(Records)
◇ ◇ ◇

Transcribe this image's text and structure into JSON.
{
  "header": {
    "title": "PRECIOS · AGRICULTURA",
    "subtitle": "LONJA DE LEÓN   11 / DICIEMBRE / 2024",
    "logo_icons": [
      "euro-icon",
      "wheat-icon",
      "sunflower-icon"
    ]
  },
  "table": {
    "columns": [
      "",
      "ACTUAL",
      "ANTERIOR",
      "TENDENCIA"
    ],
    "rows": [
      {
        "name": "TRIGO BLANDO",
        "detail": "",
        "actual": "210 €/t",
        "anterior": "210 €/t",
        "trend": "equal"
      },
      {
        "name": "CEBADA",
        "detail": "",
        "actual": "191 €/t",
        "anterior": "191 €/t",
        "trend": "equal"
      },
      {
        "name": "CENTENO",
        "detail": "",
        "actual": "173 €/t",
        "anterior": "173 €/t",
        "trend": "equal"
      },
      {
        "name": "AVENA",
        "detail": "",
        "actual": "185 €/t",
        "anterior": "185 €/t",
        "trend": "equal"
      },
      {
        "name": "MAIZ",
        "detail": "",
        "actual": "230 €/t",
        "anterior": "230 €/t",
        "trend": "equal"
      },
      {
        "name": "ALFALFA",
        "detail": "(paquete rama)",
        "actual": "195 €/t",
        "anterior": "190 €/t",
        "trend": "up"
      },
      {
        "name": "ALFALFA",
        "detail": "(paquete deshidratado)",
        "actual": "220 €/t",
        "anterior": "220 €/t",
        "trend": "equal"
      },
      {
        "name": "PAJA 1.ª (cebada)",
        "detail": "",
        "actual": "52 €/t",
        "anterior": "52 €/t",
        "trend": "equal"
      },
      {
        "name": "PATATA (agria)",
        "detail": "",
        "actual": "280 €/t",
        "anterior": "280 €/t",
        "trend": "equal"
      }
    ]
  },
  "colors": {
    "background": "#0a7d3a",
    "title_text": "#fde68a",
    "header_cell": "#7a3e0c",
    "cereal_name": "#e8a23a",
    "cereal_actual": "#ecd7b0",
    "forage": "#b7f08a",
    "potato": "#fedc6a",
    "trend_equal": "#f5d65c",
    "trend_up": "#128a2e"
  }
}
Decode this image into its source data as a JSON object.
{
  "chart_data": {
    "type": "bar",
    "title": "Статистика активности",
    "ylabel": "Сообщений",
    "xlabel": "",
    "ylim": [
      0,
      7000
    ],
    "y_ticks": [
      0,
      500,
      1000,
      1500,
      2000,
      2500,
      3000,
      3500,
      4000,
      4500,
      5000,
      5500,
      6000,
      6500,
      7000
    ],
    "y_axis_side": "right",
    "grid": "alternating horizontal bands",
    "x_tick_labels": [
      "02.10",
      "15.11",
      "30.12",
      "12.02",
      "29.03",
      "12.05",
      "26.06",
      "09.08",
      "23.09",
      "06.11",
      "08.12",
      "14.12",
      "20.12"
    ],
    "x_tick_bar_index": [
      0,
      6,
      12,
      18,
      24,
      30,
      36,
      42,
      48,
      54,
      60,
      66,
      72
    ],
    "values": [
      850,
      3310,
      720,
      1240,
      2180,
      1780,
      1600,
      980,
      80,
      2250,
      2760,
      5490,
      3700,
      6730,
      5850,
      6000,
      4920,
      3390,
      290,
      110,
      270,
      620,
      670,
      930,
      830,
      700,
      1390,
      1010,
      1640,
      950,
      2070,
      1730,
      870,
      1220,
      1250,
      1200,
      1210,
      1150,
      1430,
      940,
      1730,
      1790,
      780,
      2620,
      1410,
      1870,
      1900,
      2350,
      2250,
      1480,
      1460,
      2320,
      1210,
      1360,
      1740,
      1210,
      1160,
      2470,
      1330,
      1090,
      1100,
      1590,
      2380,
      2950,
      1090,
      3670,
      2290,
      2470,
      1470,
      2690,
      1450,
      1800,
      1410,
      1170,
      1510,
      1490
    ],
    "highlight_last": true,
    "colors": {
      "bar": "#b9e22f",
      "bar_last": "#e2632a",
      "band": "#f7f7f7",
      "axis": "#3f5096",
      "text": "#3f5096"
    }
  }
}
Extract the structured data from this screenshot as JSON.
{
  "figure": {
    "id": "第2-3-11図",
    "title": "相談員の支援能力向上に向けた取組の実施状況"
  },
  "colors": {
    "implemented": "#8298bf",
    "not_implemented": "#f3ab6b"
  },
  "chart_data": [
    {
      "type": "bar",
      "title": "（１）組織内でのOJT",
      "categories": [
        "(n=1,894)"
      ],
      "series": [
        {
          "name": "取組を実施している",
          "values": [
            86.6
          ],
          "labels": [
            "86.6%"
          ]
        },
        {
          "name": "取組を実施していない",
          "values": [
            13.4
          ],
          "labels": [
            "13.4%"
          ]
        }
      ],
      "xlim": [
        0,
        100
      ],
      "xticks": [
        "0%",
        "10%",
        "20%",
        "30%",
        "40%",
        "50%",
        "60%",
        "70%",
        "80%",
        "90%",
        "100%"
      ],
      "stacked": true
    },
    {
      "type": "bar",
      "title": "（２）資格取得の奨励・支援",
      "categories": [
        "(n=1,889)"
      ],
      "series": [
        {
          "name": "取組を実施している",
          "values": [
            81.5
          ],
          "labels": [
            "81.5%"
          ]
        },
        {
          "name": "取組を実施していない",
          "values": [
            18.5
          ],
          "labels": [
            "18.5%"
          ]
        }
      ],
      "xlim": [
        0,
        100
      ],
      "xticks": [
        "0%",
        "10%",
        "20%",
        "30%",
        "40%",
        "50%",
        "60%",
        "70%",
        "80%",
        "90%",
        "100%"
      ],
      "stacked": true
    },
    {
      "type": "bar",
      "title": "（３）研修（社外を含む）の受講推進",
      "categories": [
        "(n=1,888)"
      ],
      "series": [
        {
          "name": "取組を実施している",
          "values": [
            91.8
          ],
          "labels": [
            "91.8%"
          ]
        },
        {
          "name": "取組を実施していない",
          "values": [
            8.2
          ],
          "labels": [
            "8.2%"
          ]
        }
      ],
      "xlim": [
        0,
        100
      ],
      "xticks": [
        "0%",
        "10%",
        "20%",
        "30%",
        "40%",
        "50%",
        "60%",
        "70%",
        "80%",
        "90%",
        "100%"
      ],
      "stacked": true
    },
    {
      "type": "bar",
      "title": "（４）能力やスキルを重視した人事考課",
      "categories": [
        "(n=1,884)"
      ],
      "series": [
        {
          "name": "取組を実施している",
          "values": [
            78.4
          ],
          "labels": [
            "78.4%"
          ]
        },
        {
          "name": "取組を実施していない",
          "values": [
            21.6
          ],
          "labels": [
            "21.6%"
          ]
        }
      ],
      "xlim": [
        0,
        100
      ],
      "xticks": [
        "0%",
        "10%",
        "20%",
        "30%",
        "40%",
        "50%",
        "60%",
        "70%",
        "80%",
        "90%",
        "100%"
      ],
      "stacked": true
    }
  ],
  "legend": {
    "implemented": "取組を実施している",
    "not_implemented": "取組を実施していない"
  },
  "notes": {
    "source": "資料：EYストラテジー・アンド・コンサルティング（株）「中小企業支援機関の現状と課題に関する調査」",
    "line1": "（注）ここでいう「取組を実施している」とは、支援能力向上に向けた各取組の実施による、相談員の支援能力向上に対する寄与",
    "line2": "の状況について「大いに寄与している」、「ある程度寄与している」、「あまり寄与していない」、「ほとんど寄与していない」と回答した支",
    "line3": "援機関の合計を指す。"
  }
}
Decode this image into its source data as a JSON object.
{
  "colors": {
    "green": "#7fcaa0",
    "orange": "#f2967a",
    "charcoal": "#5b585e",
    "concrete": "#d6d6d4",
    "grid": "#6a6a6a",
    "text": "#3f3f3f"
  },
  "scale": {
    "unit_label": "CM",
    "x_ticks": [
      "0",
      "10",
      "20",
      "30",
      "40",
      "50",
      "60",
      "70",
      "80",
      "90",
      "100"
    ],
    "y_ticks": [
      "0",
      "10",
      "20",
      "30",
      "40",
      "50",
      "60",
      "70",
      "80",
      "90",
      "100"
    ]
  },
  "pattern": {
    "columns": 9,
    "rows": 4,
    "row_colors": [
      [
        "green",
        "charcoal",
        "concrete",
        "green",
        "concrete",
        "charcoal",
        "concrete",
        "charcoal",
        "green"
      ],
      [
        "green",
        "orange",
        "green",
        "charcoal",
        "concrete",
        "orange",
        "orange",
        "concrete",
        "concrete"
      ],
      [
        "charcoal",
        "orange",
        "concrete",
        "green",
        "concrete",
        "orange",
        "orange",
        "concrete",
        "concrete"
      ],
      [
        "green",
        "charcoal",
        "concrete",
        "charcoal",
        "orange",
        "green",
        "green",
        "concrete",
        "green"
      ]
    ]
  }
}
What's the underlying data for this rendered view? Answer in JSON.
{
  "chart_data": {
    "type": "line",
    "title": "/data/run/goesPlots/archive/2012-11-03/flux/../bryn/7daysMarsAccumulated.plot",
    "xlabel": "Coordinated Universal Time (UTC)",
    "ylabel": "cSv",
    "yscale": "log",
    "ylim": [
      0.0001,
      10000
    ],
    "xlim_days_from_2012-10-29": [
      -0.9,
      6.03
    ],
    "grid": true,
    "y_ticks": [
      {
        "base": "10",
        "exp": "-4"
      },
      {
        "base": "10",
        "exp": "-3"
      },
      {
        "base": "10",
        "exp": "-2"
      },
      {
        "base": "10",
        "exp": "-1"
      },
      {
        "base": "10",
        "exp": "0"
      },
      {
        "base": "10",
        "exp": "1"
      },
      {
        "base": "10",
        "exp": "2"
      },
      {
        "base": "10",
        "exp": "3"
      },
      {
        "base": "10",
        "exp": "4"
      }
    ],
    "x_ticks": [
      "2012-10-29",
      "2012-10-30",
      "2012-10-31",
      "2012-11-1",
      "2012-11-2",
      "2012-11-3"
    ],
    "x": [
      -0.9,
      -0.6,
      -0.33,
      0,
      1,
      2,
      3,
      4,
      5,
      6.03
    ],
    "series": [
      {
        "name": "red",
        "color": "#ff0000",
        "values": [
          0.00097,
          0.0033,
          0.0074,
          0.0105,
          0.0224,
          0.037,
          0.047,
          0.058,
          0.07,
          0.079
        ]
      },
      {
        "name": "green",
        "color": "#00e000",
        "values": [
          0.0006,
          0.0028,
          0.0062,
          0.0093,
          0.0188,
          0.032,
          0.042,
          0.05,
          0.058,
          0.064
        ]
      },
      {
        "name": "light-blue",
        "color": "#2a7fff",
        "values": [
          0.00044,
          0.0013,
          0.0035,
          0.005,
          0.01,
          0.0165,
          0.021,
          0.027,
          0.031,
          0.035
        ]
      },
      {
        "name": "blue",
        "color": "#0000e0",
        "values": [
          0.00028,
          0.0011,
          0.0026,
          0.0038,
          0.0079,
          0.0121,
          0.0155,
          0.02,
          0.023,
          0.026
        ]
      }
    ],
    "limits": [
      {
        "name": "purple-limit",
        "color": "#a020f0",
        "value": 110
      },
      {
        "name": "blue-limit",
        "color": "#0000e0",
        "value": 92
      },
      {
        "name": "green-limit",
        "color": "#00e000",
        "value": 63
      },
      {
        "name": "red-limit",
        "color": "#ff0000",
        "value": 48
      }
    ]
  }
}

◇ ◇ ◇

| What this task involves |
Search the data for the string "xlabel" and copy each line where it appears.

| Result below |
    "xlabel": "",
    "xlabel": "Coordinated Universal Time (UTC)",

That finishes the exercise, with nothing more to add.